** start of Entries **

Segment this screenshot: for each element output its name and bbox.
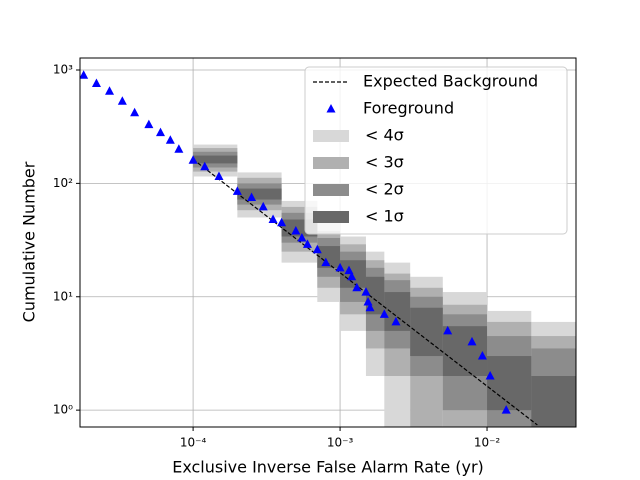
legend-label: Foreground: [363, 99, 454, 118]
sigma-band: [531, 376, 576, 427]
legend-box: [304, 66, 568, 235]
legend-swatch: [313, 157, 349, 169]
foreground-point: [200, 161, 210, 171]
foreground-point: [501, 405, 511, 414]
y-tick-label: 10²: [53, 176, 73, 190]
legend-label: < 2σ: [365, 180, 404, 199]
x-tick-label: 10⁻²: [474, 436, 501, 450]
foreground-point: [477, 351, 487, 360]
sigma-band: [487, 356, 532, 411]
foreground-point: [321, 257, 331, 267]
foreground-point: [130, 107, 140, 117]
foreground-point: [302, 239, 312, 248]
legend: Expected Background Foreground < 4σ < 3σ < 2…: [304, 66, 568, 235]
foreground-point: [467, 336, 477, 346]
foreground-point: [144, 119, 154, 129]
foreground-point: [232, 186, 242, 195]
sigma-band: [442, 326, 488, 377]
foreground-point: [214, 171, 224, 180]
foreground-point: [80, 70, 89, 79]
foreground-point: [443, 325, 453, 335]
legend-label: < 4σ: [365, 126, 404, 145]
foreground-point: [165, 135, 175, 144]
foreground-point: [291, 226, 301, 235]
foreground-point: [352, 282, 362, 292]
foreground-point: [268, 214, 278, 224]
x-axis-label: Exclusive Inverse False Alarm Rate (yr): [172, 458, 484, 477]
foreground-point: [117, 96, 127, 105]
sigma-band: [237, 188, 282, 200]
foreground-point: [91, 78, 101, 88]
foreground-point: [365, 302, 375, 312]
foreground-point: [347, 271, 357, 281]
legend-label: < 3σ: [365, 153, 404, 172]
x-tick-label: 10⁻³: [327, 436, 354, 450]
legend-label: < 1σ: [365, 207, 404, 226]
foreground-point: [174, 144, 184, 153]
y-tick-label: 10¹: [53, 289, 73, 303]
legend-swatch: [313, 184, 349, 196]
y-tick-label: 10⁰: [53, 403, 73, 417]
foreground-point: [391, 316, 401, 326]
sigma-band: [193, 155, 238, 164]
foreground-point: [312, 244, 322, 254]
foreground-point: [105, 86, 115, 95]
foreground-point: [379, 309, 389, 318]
foreground-point: [344, 265, 354, 275]
legend-marker: [326, 104, 336, 113]
foreground-point: [335, 262, 345, 272]
foreground-point: [277, 217, 287, 227]
x-tick-label: 10⁻⁴: [180, 436, 207, 450]
foreground-point: [297, 232, 307, 242]
legend-swatch: [313, 130, 349, 142]
foreground-point: [247, 192, 257, 202]
foreground-point: [258, 201, 268, 211]
foreground-point: [485, 371, 495, 380]
sigma-band: [317, 246, 341, 268]
plot-area: [80, 58, 576, 427]
legend-swatch: [313, 211, 349, 223]
y-axis-label: Cumulative Number: [20, 161, 39, 322]
y-tick-label: 10³: [53, 63, 73, 77]
legend-label: Expected Background: [363, 72, 538, 91]
foreground-point: [188, 155, 198, 164]
foreground-point: [155, 127, 165, 137]
foreground-point: [361, 287, 371, 296]
axes-frame: [79, 57, 577, 428]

** end of Entries **

Copy out all of the records above line for line, leaving out the picture.

Exercise output:
Segment this screenshot: for each element output its name and bbox.
legend-label: Foreground: [363, 99, 454, 118]
sigma-band: [531, 376, 576, 427]
legend-box: [304, 66, 568, 235]
legend-swatch: [313, 157, 349, 169]
foreground-point: [200, 161, 210, 171]
foreground-point: [501, 405, 511, 414]
y-tick-label: 10²: [53, 176, 73, 190]
legend-label: < 2σ: [365, 180, 404, 199]
x-tick-label: 10⁻²: [474, 436, 501, 450]
foreground-point: [477, 351, 487, 360]
sigma-band: [487, 356, 532, 411]
foreground-point: [321, 257, 331, 267]
foreground-point: [130, 107, 140, 117]
foreground-point: [302, 239, 312, 248]
legend: Expected Background Foreground < 4σ < 3σ < 2…: [304, 66, 568, 235]
foreground-point: [467, 336, 477, 346]
foreground-point: [144, 119, 154, 129]
foreground-point: [232, 186, 242, 195]
sigma-band: [442, 326, 488, 377]
foreground-point: [214, 171, 224, 180]
foreground-point: [80, 70, 89, 79]
foreground-point: [443, 325, 453, 335]
legend-label: < 4σ: [365, 126, 404, 145]
foreground-point: [165, 135, 175, 144]
foreground-point: [291, 226, 301, 235]
foreground-point: [352, 282, 362, 292]
foreground-point: [268, 214, 278, 224]
x-axis-label: Exclusive Inverse False Alarm Rate (yr): [172, 458, 484, 477]
foreground-point: [117, 96, 127, 105]
sigma-band: [237, 188, 282, 200]
foreground-point: [91, 78, 101, 88]
foreground-point: [365, 302, 375, 312]
foreground-point: [347, 271, 357, 281]
legend-label: < 3σ: [365, 153, 404, 172]
x-tick-label: 10⁻³: [327, 436, 354, 450]
legend-label: < 1σ: [365, 207, 404, 226]
foreground-point: [174, 144, 184, 153]
y-tick-label: 10¹: [53, 289, 73, 303]
legend-swatch: [313, 184, 349, 196]
y-tick-label: 10⁰: [53, 403, 73, 417]
foreground-point: [391, 316, 401, 326]
sigma-band: [193, 155, 238, 164]
foreground-point: [312, 244, 322, 254]
foreground-point: [105, 86, 115, 95]
foreground-point: [379, 309, 389, 318]
foreground-point: [344, 265, 354, 275]
legend-marker: [326, 104, 336, 113]
foreground-point: [335, 262, 345, 272]
foreground-point: [277, 217, 287, 227]
x-tick-label: 10⁻⁴: [180, 436, 207, 450]
foreground-point: [297, 232, 307, 242]
legend-swatch: [313, 130, 349, 142]
foreground-point: [247, 192, 257, 202]
foreground-point: [258, 201, 268, 211]
foreground-point: [485, 371, 495, 380]
sigma-band: [317, 246, 341, 268]
plot-area: [80, 58, 576, 427]
legend-swatch: [313, 211, 349, 223]
y-axis-label: Cumulative Number: [20, 161, 39, 322]
y-tick-label: 10³: [53, 63, 73, 77]
legend-label: Expected Background: [363, 72, 538, 91]
foreground-point: [188, 155, 198, 164]
foreground-point: [155, 127, 165, 137]
foreground-point: [361, 287, 371, 296]
axes-frame: [79, 57, 577, 428]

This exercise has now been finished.